[Begin Data in this exercise]

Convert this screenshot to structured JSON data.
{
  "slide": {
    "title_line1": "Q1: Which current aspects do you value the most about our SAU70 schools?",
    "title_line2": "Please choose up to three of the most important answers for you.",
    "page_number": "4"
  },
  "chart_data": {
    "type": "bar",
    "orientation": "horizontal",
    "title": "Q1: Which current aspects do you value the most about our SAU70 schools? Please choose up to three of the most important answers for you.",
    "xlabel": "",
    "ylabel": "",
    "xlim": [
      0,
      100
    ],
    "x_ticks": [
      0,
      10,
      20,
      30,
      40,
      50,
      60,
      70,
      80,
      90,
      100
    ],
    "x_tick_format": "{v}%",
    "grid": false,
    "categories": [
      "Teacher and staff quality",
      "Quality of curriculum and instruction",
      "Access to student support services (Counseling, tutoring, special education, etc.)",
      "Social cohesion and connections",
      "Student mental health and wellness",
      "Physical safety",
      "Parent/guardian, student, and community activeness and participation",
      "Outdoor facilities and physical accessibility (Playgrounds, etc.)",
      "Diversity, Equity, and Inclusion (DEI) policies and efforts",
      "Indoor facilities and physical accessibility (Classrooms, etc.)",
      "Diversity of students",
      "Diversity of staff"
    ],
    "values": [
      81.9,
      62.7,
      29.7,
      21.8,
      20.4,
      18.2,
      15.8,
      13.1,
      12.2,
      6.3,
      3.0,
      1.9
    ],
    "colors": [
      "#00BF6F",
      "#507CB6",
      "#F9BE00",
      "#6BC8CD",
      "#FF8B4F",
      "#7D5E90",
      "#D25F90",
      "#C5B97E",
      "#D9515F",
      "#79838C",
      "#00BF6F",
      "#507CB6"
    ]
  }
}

[End Data in this exercise]

Exercise brief
Each record must be repeated exactly as it is.

Solution to this task
Convert this screenshot to structured JSON data.
{
  "slide": {
    "title_line1": "Q1: Which current aspects do you value the most about our SAU70 schools?",
    "title_line2": "Please choose up to three of the most important answers for you.",
    "page_number": "4"
  },
  "chart_data": {
    "type": "bar",
    "orientation": "horizontal",
    "title": "Q1: Which current aspects do you value the most about our SAU70 schools? Please choose up to three of the most important answers for you.",
    "xlabel": "",
    "ylabel": "",
    "xlim": [
      0,
      100
    ],
    "x_ticks": [
      0,
      10,
      20,
      30,
      40,
      50,
      60,
      70,
      80,
      90,
      100
    ],
    "x_tick_format": "{v}%",
    "grid": false,
    "categories": [
      "Teacher and staff quality",
      "Quality of curriculum and instruction",
      "Access to student support services (Counseling, tutoring, special education, etc.)",
      "Social cohesion and connections",
      "Student mental health and wellness",
      "Physical safety",
      "Parent/guardian, student, and community activeness and participation",
      "Outdoor facilities and physical accessibility (Playgrounds, etc.)",
      "Diversity, Equity, and Inclusion (DEI) policies and efforts",
      "Indoor facilities and physical accessibility (Classrooms, etc.)",
      "Diversity of students",
      "Diversity of staff"
    ],
    "values": [
      81.9,
      62.7,
      29.7,
      21.8,
      20.4,
      18.2,
      15.8,
      13.1,
      12.2,
      6.3,
      3.0,
      1.9
    ],
    "colors": [
      "#00BF6F",
      "#507CB6",
      "#F9BE00",
      "#6BC8CD",
      "#FF8B4F",
      "#7D5E90",
      "#D25F90",
      "#C5B97E",
      "#D9515F",
      "#79838C",
      "#00BF6F",
      "#507CB6"
    ]
  }
}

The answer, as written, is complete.